WHAT YOU HAVE TO DO. Check every line of the entries for "Number", and copy the lines that hold it.

◇ ◇ ◇ ◇

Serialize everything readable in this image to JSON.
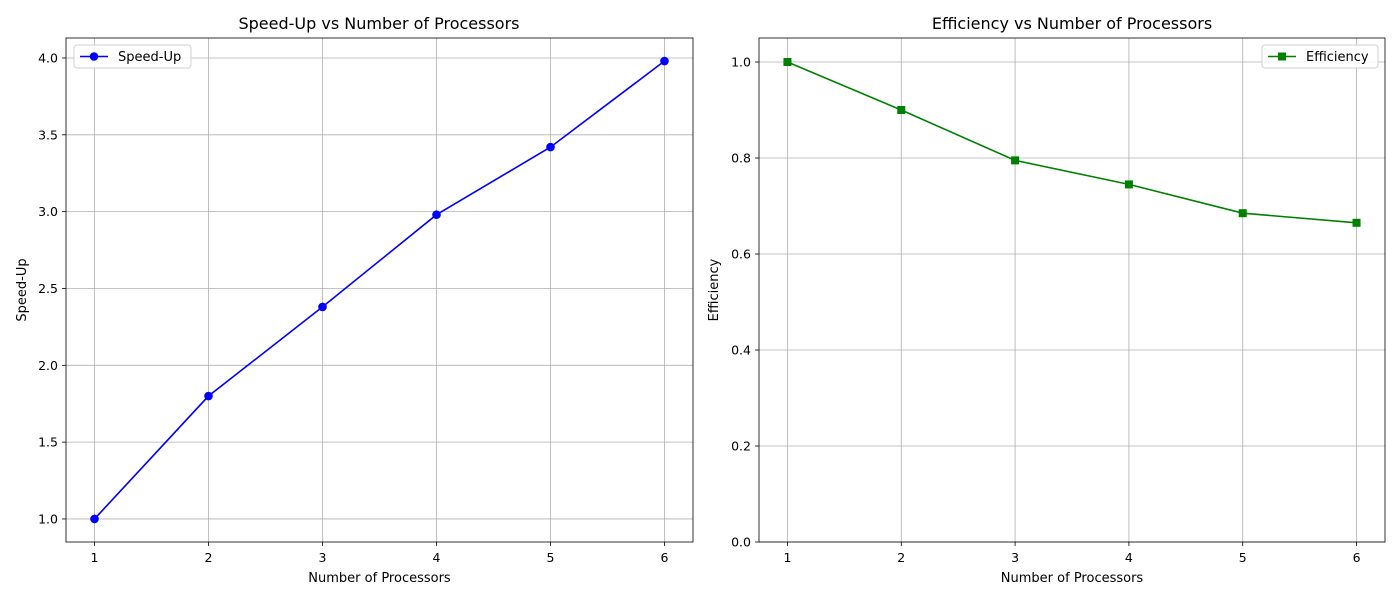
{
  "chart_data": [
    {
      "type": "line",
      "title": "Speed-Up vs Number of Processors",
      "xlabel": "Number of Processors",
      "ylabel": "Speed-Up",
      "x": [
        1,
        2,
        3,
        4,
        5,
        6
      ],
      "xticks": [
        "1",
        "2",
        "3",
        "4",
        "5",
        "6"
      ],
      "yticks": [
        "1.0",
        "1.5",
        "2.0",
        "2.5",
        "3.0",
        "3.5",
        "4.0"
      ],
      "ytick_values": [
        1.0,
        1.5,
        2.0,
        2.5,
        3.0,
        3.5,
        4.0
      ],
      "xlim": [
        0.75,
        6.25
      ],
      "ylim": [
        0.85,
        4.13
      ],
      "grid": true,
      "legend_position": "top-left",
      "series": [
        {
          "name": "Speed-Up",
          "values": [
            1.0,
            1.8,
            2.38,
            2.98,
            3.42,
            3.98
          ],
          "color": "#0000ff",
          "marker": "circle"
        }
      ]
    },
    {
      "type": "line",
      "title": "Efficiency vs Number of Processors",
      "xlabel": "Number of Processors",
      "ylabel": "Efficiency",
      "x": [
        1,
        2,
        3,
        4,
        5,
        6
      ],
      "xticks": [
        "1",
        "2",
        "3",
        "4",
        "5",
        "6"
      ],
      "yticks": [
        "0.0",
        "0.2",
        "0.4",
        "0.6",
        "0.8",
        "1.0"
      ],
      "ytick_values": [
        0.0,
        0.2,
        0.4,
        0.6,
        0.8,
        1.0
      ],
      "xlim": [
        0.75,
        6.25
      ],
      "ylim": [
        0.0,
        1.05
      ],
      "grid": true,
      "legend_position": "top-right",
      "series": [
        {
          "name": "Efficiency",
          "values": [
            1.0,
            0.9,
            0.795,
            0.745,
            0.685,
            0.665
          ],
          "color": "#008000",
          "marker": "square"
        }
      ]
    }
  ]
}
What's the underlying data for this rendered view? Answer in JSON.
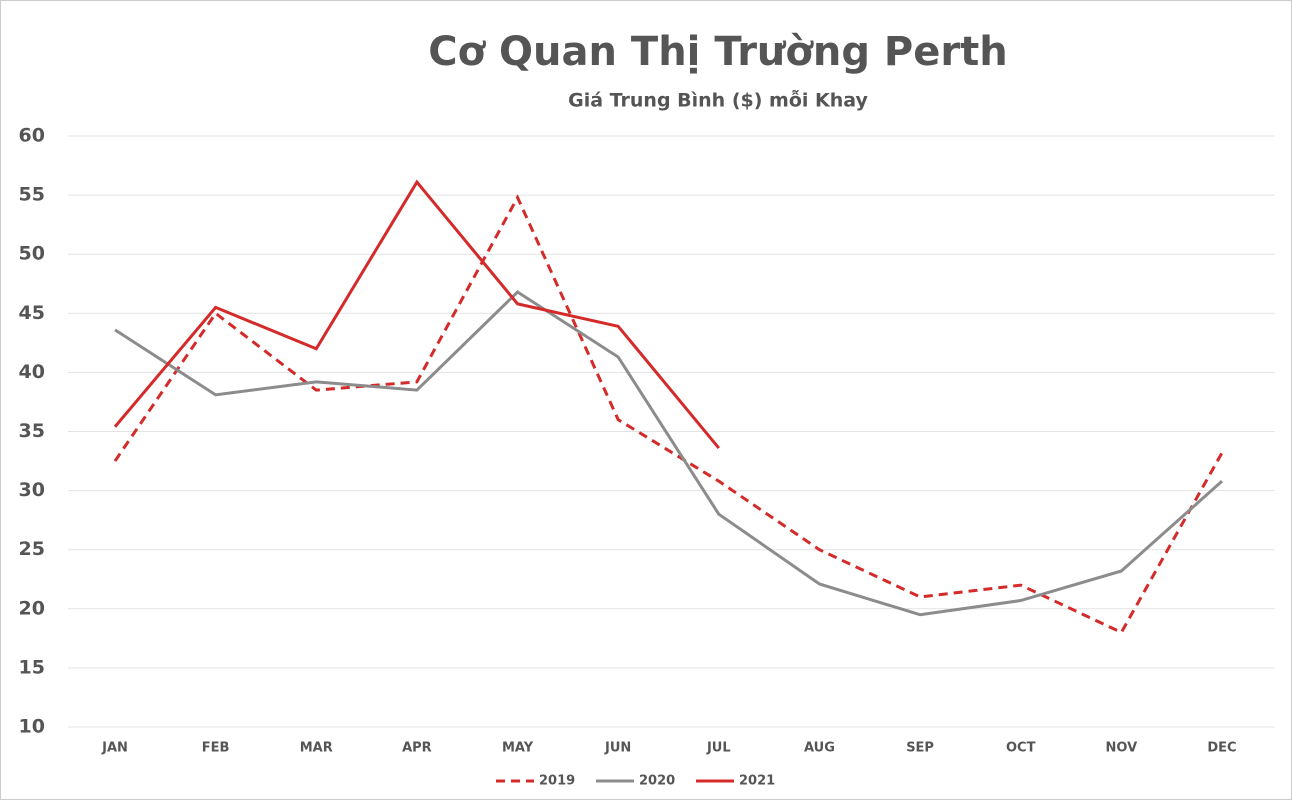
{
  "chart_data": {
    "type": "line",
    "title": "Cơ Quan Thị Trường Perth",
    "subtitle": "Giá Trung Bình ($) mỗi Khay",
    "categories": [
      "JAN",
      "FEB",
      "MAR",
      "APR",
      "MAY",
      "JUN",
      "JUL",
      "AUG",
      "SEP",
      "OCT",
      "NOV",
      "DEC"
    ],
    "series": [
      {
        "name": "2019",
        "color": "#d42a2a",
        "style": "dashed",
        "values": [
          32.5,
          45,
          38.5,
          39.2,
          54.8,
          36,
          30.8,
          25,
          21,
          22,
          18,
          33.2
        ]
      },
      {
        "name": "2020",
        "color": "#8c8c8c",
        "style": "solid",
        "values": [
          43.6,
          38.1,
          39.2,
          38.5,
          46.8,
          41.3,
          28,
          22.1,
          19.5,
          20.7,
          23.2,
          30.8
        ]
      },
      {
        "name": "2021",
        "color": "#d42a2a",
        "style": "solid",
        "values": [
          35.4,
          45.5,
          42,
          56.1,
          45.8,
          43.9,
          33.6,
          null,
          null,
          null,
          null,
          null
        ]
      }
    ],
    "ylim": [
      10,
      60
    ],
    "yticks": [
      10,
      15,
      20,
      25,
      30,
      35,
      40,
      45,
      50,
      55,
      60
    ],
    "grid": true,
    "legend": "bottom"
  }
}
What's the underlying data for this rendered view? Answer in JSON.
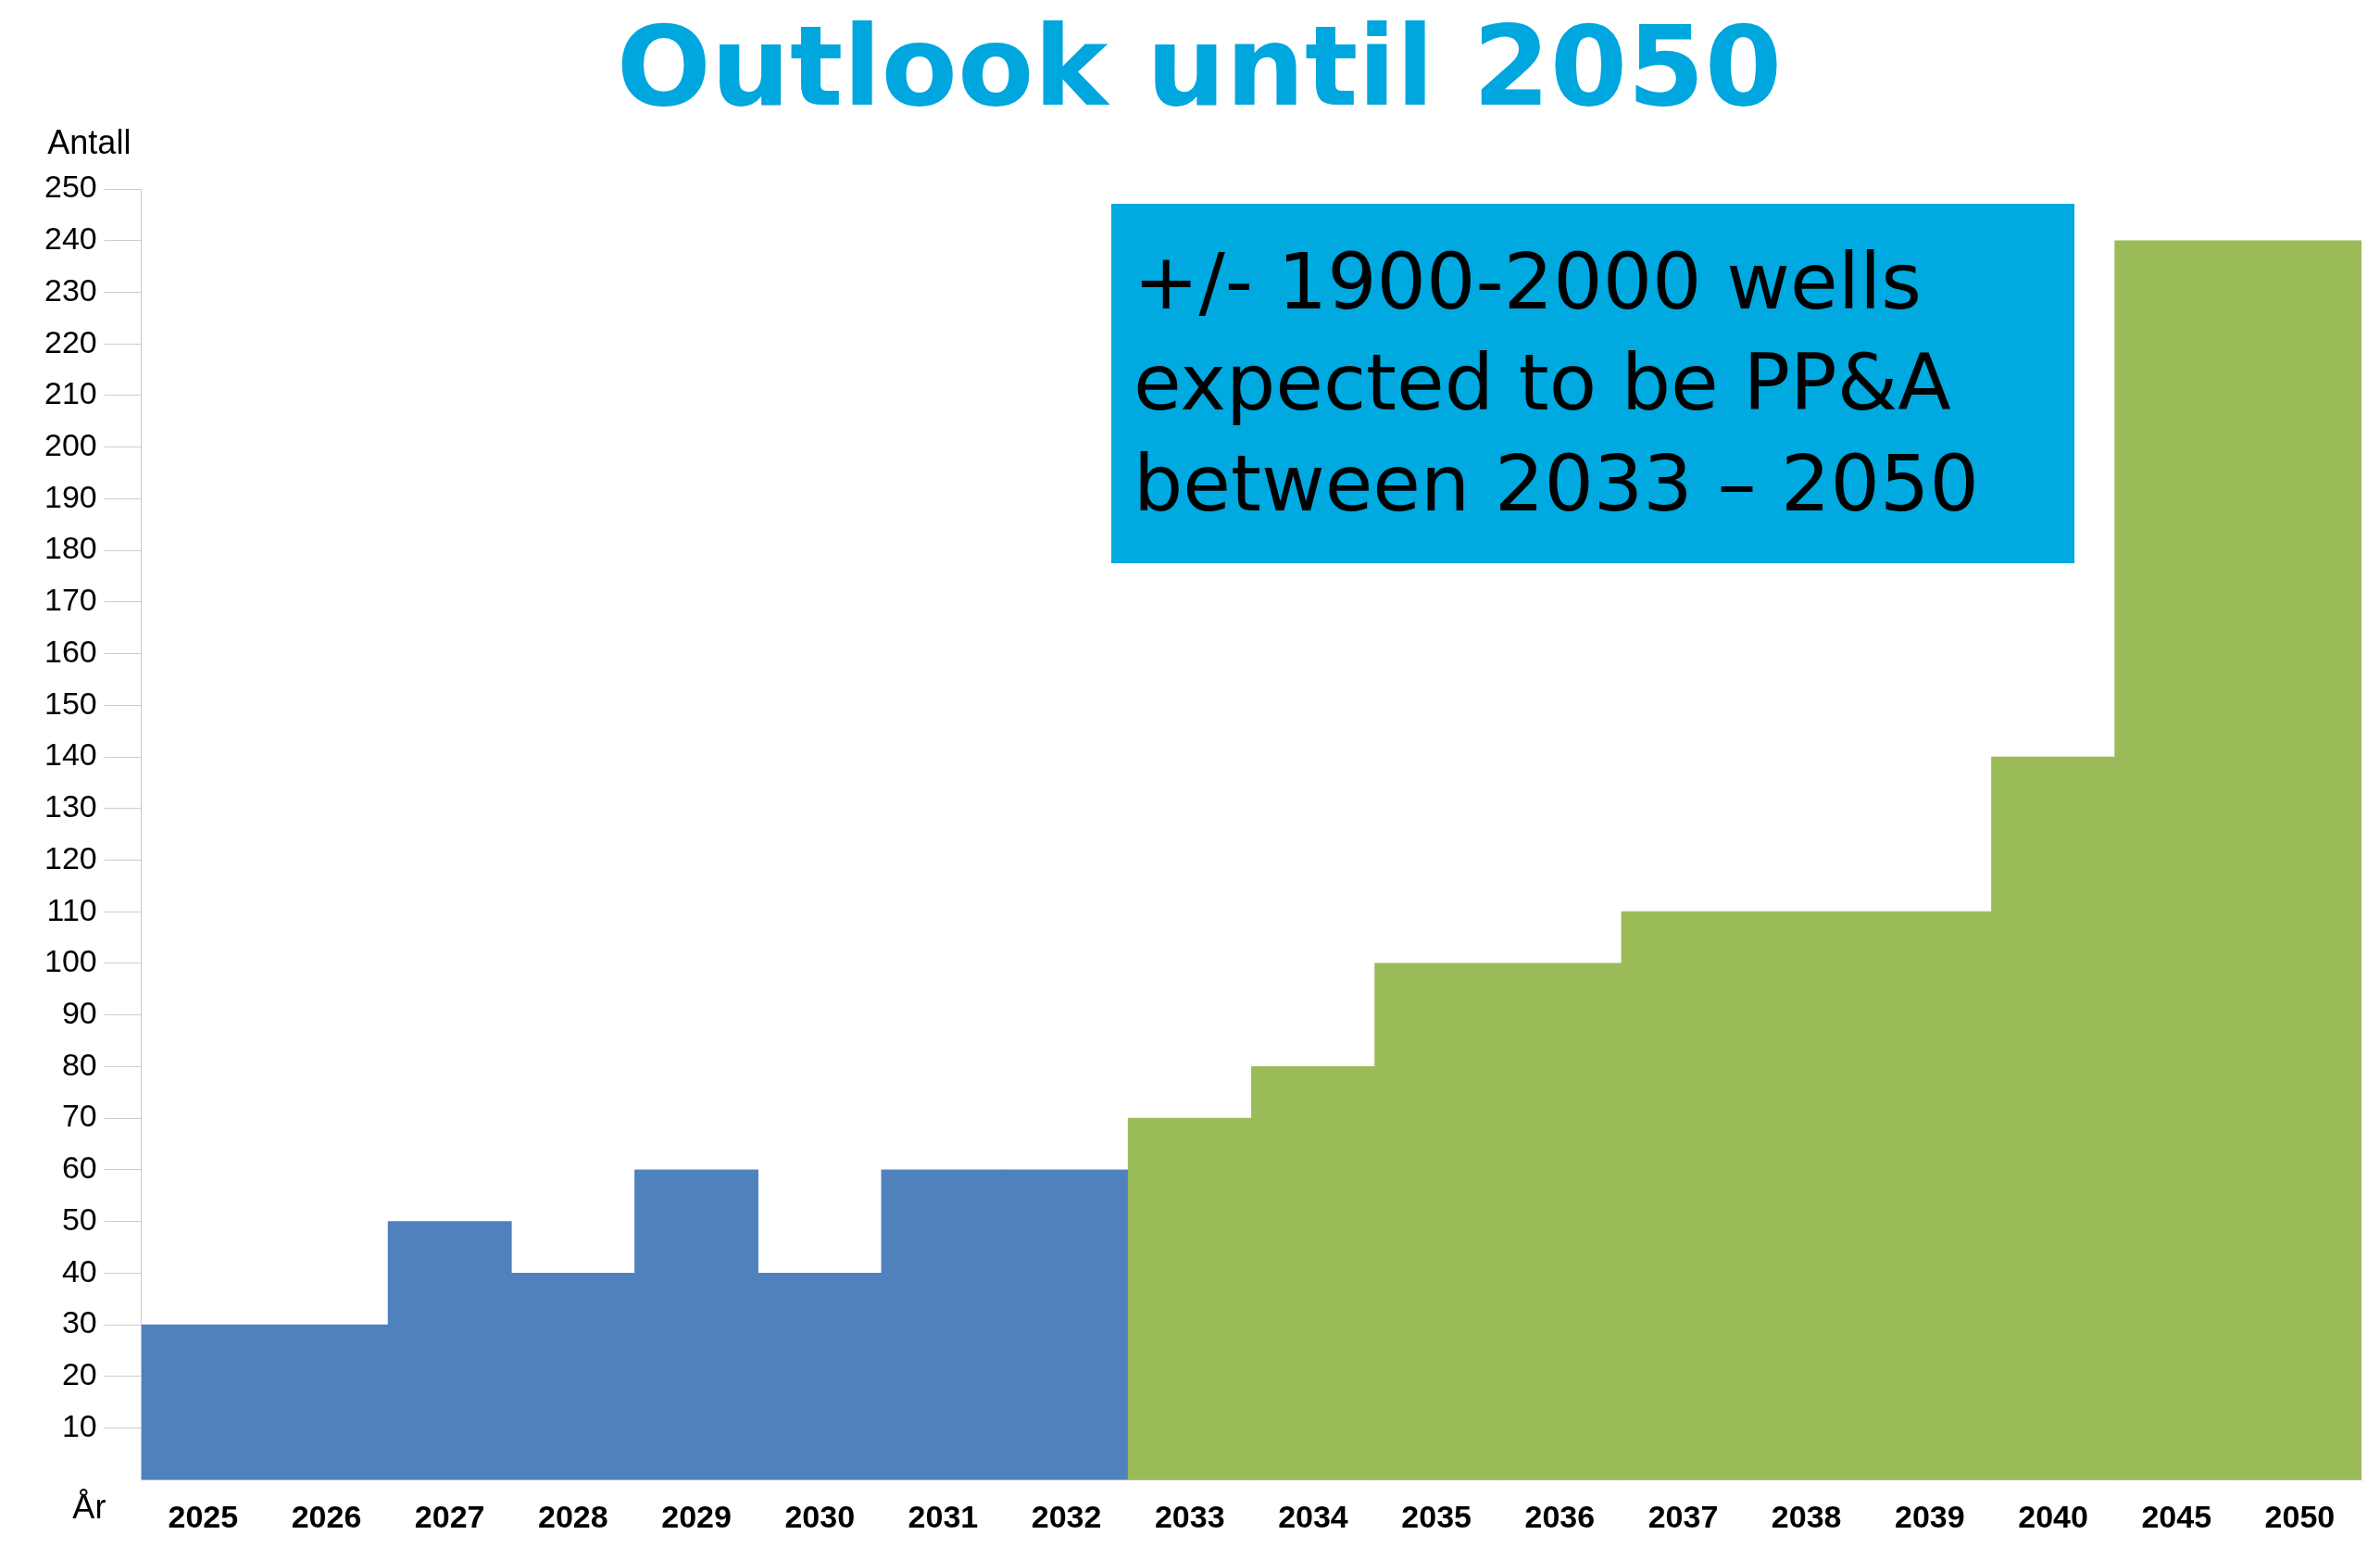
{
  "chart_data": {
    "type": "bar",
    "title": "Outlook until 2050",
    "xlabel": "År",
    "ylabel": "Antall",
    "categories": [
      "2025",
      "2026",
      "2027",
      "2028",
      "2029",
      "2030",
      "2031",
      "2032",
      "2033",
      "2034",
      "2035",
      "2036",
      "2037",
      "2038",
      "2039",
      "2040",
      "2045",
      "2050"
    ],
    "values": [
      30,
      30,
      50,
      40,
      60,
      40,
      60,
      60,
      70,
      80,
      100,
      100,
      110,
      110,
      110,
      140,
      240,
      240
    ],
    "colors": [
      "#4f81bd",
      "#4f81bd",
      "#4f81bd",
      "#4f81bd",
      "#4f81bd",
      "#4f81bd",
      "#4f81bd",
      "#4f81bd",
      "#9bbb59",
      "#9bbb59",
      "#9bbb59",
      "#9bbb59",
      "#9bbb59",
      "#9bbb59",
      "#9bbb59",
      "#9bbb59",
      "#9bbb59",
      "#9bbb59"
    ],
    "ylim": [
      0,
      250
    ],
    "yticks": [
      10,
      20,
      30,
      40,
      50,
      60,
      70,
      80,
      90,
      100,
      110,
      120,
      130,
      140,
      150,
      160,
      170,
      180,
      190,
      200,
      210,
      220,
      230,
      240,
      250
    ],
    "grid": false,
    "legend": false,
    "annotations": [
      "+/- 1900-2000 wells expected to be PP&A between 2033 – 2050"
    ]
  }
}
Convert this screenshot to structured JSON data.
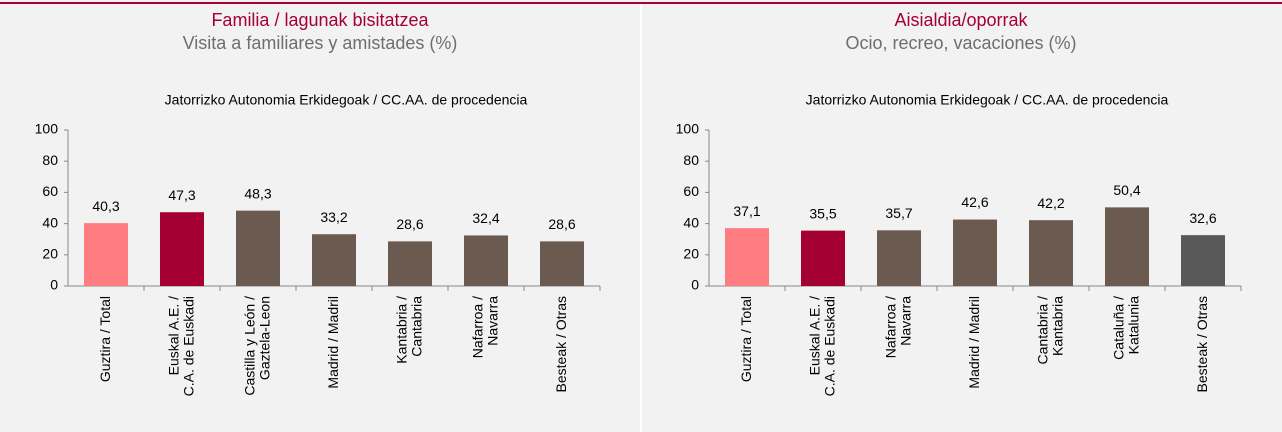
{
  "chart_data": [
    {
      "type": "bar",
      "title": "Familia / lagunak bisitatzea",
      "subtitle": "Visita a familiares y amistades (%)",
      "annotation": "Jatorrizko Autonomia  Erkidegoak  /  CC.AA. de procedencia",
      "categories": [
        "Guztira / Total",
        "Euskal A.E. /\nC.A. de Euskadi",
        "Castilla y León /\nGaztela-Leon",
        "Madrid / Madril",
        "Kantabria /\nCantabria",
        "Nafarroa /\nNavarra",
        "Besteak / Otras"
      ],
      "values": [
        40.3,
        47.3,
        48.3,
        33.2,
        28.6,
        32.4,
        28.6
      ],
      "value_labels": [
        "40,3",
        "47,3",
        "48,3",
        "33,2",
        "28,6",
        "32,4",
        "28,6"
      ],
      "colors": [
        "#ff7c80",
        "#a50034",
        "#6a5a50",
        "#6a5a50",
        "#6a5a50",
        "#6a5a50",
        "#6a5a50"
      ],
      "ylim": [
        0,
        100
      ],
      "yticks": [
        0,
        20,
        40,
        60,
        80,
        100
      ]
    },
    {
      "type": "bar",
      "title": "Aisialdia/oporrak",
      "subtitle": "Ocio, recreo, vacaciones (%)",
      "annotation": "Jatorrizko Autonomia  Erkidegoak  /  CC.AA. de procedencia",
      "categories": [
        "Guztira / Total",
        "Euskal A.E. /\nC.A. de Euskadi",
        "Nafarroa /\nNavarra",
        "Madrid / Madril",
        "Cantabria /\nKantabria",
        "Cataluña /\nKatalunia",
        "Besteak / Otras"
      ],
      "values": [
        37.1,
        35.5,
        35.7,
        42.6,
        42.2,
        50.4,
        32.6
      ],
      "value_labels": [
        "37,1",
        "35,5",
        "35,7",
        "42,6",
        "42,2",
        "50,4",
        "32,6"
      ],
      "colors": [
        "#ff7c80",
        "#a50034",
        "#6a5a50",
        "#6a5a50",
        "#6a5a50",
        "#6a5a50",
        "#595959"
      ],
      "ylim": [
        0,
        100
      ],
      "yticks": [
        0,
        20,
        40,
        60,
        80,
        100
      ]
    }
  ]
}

◇ ◇ ◇ ◇

THE ANSWER.
      "title": "Speed-Up vs Number of Processors",
      "xlabel": "Number of Processors",
      "title": "Efficiency vs Number of Processors",
      "xlabel": "Number of Processors",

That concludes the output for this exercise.